--- begin ---
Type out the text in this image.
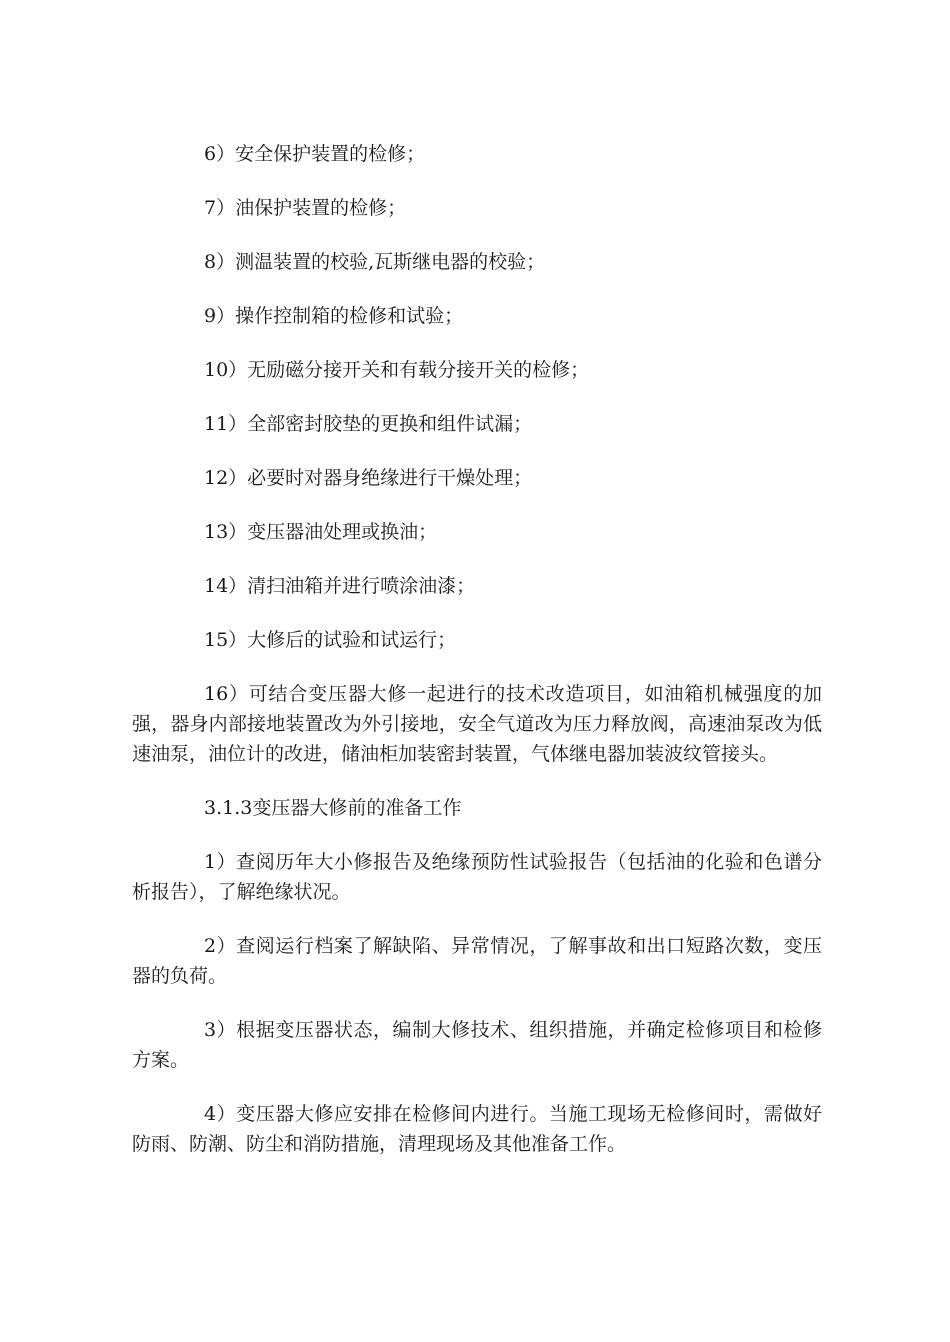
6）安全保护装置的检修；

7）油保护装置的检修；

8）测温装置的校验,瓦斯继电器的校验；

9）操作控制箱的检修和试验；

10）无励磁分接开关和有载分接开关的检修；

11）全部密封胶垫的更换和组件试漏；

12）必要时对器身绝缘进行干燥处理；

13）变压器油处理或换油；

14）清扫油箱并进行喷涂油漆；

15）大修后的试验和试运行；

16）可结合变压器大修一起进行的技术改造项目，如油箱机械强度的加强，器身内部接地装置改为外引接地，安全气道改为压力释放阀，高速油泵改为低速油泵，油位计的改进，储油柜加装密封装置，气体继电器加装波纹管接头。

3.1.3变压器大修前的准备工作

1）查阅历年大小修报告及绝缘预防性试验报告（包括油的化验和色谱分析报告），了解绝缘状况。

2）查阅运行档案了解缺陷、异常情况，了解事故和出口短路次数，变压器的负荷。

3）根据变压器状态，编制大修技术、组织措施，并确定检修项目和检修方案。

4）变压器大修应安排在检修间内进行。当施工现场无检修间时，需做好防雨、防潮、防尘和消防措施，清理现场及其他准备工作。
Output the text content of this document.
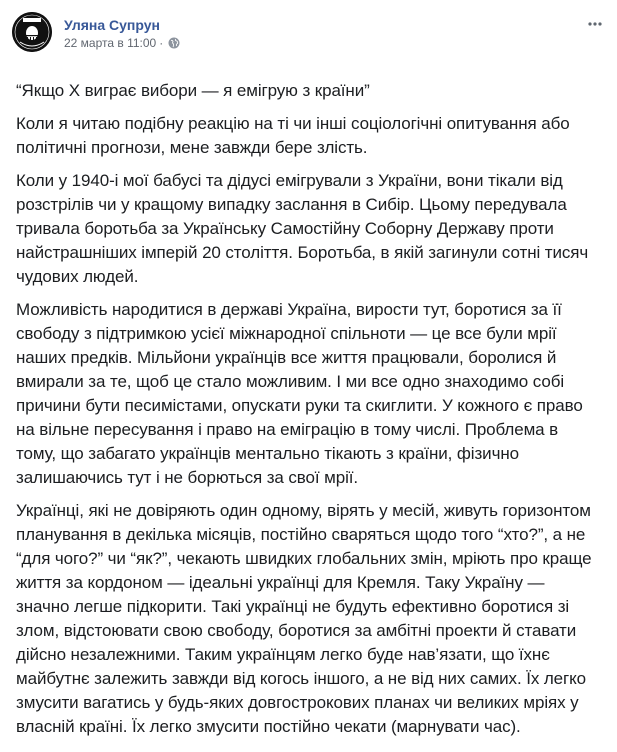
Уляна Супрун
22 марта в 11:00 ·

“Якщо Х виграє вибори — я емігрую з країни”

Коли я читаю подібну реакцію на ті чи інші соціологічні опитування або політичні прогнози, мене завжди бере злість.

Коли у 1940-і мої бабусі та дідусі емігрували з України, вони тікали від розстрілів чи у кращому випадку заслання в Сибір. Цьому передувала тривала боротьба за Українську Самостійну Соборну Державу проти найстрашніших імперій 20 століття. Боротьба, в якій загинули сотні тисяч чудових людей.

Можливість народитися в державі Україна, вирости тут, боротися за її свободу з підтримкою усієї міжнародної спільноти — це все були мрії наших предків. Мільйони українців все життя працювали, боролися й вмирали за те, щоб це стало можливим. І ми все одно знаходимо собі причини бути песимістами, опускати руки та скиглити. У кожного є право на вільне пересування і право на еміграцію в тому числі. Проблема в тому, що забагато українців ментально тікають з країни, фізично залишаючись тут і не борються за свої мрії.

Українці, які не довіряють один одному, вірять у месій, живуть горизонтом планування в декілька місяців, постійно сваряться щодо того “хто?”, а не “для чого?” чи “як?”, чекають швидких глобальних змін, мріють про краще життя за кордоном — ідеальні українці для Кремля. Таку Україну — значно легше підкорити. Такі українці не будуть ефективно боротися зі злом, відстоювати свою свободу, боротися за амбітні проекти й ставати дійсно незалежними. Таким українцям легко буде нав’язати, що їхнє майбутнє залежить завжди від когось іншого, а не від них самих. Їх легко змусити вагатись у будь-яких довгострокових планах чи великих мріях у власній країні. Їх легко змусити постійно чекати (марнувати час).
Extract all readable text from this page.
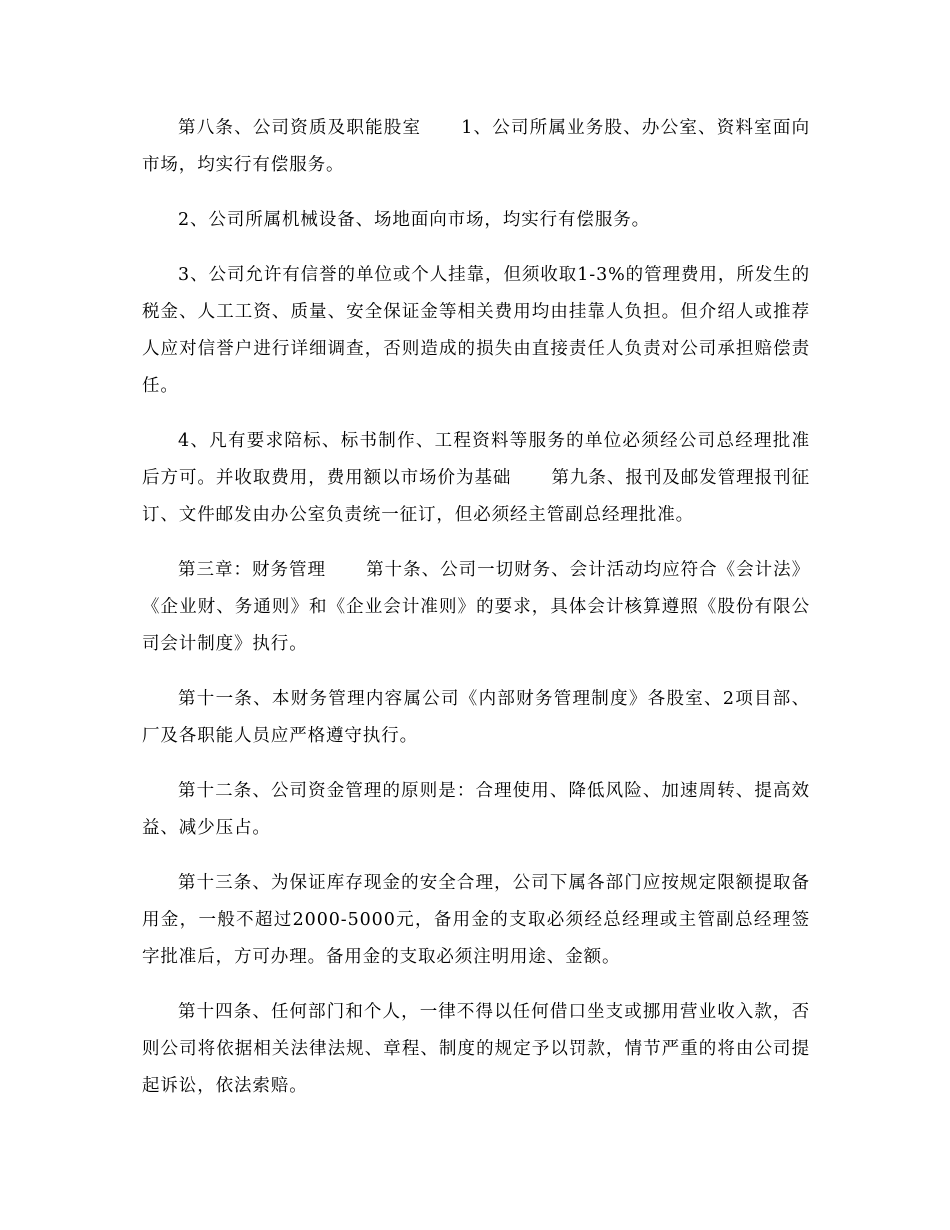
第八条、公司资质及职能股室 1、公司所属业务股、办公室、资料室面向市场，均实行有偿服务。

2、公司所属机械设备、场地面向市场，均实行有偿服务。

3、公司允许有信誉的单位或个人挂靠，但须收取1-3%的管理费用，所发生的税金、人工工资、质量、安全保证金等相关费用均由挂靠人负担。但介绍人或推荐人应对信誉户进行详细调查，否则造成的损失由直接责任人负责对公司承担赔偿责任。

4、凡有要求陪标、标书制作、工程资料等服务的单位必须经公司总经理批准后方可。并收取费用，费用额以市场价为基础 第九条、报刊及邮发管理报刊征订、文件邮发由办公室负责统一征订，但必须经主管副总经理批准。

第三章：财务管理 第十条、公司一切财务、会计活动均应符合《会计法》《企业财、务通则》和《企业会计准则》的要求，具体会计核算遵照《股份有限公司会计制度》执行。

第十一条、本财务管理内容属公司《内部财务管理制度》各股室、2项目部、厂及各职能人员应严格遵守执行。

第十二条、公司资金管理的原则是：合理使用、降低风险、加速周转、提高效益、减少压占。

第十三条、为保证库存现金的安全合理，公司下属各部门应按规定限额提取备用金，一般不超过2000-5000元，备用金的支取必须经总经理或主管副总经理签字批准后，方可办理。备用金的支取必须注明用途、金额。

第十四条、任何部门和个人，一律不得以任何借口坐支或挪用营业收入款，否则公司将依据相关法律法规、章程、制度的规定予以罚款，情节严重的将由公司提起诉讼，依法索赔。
--- end ---
:: Exercise instructions ::
Please quote the records above exactly, beginning at the line that contains "Extract all readable text from this page." and ending at their last line. Leave the pictures out.

:: Solved exercise ::
Extract all readable text from this page.
第八条、公司资质及职能股室 1、公司所属业务股、办公室、资料室面向市场，均实行有偿服务。

2、公司所属机械设备、场地面向市场，均实行有偿服务。

3、公司允许有信誉的单位或个人挂靠，但须收取1-3%的管理费用，所发生的税金、人工工资、质量、安全保证金等相关费用均由挂靠人负担。但介绍人或推荐人应对信誉户进行详细调查，否则造成的损失由直接责任人负责对公司承担赔偿责任。

4、凡有要求陪标、标书制作、工程资料等服务的单位必须经公司总经理批准后方可。并收取费用，费用额以市场价为基础 第九条、报刊及邮发管理报刊征订、文件邮发由办公室负责统一征订，但必须经主管副总经理批准。

第三章：财务管理 第十条、公司一切财务、会计活动均应符合《会计法》《企业财、务通则》和《企业会计准则》的要求，具体会计核算遵照《股份有限公司会计制度》执行。

第十一条、本财务管理内容属公司《内部财务管理制度》各股室、2项目部、厂及各职能人员应严格遵守执行。

第十二条、公司资金管理的原则是：合理使用、降低风险、加速周转、提高效益、减少压占。

第十三条、为保证库存现金的安全合理，公司下属各部门应按规定限额提取备用金，一般不超过2000-5000元，备用金的支取必须经总经理或主管副总经理签字批准后，方可办理。备用金的支取必须注明用途、金额。

第十四条、任何部门和个人，一律不得以任何借口坐支或挪用营业收入款，否则公司将依据相关法律法规、章程、制度的规定予以罚款，情节严重的将由公司提起诉讼，依法索赔。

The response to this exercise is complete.